(Items from a figure collection)
★ ★ ★

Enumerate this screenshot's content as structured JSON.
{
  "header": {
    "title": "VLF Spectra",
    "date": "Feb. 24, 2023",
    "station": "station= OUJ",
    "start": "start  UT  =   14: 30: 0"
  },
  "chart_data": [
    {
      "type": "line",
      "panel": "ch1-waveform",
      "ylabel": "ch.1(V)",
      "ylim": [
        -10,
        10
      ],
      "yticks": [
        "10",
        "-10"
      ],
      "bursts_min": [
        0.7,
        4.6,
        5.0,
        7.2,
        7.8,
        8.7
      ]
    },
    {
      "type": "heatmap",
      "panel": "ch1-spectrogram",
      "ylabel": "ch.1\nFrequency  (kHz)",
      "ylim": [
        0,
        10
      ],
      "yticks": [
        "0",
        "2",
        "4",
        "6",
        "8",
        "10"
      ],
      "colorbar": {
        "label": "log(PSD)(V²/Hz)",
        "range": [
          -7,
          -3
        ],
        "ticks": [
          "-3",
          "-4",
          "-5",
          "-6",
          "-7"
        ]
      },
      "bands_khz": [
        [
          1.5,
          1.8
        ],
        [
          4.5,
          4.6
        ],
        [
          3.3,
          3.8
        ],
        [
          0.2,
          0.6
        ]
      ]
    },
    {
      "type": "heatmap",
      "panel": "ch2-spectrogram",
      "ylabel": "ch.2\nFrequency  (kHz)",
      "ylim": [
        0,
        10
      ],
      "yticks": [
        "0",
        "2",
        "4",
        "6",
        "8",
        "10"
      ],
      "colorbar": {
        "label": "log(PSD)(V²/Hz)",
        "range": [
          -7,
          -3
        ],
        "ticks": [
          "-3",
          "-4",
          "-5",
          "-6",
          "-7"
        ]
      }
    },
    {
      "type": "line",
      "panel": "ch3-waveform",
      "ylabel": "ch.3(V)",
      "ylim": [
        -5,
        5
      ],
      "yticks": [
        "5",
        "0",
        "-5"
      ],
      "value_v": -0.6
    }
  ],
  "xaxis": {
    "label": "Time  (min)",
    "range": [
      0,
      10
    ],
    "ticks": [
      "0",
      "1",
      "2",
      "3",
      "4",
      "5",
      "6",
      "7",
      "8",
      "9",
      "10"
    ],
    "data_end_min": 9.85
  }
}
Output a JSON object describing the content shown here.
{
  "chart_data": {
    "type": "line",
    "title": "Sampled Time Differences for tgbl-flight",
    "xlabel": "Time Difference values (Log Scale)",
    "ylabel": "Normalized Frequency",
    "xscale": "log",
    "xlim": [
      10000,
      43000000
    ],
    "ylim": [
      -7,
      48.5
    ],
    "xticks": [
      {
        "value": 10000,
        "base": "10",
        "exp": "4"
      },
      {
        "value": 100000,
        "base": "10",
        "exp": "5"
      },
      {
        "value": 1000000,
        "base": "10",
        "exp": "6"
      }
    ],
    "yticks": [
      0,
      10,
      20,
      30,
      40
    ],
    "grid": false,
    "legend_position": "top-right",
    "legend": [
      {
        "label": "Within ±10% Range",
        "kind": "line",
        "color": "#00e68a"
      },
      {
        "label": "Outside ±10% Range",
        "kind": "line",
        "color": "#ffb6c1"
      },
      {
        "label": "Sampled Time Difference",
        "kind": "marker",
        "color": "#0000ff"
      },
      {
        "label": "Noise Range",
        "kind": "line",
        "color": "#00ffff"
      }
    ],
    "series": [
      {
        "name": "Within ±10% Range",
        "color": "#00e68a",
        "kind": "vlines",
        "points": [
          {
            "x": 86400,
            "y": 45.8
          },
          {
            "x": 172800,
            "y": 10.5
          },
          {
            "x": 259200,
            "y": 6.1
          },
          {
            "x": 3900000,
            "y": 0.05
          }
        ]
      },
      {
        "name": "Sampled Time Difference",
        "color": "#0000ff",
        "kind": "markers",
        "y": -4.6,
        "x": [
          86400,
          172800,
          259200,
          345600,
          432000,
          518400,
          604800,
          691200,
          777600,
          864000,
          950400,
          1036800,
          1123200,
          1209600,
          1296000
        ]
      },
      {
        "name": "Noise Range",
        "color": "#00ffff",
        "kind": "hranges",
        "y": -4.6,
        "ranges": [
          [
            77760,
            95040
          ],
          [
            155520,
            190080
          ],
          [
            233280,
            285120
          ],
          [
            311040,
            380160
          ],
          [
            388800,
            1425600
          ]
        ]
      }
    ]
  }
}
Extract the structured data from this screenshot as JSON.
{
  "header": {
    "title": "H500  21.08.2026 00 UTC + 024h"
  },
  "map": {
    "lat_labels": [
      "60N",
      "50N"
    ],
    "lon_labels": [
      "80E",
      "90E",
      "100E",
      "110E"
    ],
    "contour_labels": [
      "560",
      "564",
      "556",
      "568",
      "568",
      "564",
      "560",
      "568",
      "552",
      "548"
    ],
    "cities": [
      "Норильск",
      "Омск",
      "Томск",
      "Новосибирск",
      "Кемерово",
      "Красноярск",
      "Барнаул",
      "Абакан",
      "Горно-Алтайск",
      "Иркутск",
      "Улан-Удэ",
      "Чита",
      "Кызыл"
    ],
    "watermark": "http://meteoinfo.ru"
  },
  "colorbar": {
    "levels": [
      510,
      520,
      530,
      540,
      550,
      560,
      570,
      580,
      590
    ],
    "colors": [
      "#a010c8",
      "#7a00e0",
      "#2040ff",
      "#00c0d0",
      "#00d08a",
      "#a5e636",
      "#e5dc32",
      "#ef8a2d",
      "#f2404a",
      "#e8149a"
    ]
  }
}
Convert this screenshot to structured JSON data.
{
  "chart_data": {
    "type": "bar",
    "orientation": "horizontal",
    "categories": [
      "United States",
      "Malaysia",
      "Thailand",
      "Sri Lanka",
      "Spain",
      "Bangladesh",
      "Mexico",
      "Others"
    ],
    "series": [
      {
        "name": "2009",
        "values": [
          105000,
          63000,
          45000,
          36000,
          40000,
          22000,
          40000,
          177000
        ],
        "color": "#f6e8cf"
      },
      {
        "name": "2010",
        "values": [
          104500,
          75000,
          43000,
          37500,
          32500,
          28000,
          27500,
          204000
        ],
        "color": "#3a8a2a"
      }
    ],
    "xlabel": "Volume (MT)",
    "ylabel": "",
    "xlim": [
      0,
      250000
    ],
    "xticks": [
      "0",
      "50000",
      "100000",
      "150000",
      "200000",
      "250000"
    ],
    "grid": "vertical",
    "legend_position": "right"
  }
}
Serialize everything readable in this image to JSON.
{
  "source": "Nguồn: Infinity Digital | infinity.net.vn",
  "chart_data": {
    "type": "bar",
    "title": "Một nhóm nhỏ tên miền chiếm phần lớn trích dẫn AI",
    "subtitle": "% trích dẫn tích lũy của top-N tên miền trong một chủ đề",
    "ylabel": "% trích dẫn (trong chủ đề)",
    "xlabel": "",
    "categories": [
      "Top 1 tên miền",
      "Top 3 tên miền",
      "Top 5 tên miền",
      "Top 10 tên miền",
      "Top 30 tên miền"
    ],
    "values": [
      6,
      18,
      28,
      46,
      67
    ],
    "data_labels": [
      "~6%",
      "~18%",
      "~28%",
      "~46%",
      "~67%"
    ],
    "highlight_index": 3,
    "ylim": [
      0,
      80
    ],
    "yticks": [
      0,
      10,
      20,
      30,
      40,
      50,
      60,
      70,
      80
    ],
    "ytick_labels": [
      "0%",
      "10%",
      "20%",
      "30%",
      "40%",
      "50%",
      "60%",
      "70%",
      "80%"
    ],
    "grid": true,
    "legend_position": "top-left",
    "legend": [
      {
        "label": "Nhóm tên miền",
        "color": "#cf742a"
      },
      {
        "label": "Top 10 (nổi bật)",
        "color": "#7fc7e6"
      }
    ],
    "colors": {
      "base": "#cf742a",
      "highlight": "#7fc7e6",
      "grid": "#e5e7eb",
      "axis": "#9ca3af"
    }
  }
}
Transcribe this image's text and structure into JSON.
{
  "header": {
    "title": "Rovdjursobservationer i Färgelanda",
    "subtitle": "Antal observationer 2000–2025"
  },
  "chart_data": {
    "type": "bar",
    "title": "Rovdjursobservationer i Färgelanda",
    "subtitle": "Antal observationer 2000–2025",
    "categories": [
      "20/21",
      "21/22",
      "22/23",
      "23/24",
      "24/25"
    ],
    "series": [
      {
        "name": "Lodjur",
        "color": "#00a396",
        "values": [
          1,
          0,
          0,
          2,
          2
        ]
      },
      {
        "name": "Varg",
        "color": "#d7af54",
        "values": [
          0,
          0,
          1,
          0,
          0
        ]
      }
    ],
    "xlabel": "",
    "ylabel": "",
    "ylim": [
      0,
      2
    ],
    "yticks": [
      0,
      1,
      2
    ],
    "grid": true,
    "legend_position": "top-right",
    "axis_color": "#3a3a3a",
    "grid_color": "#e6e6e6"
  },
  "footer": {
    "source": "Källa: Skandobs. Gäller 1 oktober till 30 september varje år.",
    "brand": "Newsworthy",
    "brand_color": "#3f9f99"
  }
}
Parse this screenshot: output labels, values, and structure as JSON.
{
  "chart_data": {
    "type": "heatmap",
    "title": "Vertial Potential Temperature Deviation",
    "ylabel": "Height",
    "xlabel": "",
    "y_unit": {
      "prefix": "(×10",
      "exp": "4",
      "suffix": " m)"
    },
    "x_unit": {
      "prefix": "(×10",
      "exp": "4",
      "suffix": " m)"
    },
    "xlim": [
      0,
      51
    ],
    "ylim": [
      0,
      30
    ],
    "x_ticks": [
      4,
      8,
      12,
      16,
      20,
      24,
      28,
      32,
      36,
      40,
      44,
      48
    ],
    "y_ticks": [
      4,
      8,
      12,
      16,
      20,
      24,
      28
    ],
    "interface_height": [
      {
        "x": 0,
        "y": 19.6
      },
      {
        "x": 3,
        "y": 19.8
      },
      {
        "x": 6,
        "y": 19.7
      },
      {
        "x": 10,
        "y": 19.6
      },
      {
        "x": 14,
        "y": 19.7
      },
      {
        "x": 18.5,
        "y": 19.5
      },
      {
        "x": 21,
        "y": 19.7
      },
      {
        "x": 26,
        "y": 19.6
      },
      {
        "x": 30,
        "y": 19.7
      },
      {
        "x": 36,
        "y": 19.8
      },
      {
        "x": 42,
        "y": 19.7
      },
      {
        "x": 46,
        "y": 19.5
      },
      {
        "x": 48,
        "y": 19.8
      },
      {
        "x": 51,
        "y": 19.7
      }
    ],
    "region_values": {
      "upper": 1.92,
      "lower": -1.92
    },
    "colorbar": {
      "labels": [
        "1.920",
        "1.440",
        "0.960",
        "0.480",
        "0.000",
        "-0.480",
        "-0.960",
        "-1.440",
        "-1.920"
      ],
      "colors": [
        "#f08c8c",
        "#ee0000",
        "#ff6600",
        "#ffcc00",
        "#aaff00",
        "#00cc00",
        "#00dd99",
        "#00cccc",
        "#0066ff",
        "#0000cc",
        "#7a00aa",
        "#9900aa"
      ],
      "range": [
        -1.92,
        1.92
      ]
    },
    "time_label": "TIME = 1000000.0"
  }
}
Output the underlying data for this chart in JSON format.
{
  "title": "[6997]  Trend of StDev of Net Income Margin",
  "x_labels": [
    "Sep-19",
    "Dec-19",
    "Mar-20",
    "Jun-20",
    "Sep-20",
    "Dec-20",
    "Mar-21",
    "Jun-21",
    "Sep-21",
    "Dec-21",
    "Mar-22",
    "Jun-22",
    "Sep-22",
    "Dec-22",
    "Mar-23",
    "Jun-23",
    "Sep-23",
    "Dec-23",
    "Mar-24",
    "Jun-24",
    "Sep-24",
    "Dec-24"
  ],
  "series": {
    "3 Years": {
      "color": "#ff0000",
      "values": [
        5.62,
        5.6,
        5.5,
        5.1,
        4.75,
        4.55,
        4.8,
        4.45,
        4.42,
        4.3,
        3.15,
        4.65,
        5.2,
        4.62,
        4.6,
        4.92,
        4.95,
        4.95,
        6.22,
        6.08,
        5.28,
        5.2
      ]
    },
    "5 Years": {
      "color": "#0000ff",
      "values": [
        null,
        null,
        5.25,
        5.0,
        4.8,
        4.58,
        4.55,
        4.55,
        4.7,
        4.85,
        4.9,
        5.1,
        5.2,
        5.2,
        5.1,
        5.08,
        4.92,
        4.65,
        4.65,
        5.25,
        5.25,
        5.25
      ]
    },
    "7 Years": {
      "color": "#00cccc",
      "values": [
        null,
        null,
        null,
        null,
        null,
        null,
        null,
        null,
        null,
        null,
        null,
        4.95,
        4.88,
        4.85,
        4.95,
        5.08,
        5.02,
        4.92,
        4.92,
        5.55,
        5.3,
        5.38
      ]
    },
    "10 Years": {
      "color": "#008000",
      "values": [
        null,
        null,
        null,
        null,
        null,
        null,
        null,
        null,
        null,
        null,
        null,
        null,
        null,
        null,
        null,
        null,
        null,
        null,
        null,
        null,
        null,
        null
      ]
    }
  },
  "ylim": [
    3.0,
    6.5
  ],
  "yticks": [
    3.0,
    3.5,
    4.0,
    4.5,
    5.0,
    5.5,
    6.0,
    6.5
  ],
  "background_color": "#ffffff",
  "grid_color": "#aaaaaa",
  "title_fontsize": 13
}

★ ★ ★

§ **What this task involves**:
Copy out every line of the data that includes the word "screenshot".

§ **Correct response**:
Enumerate this screenshot's content as structured JSON.
Extract the structured data from this screenshot as JSON.
Convert this screenshot to structured JSON data.
Parse this screenshot: output labels, values, and structure as JSON.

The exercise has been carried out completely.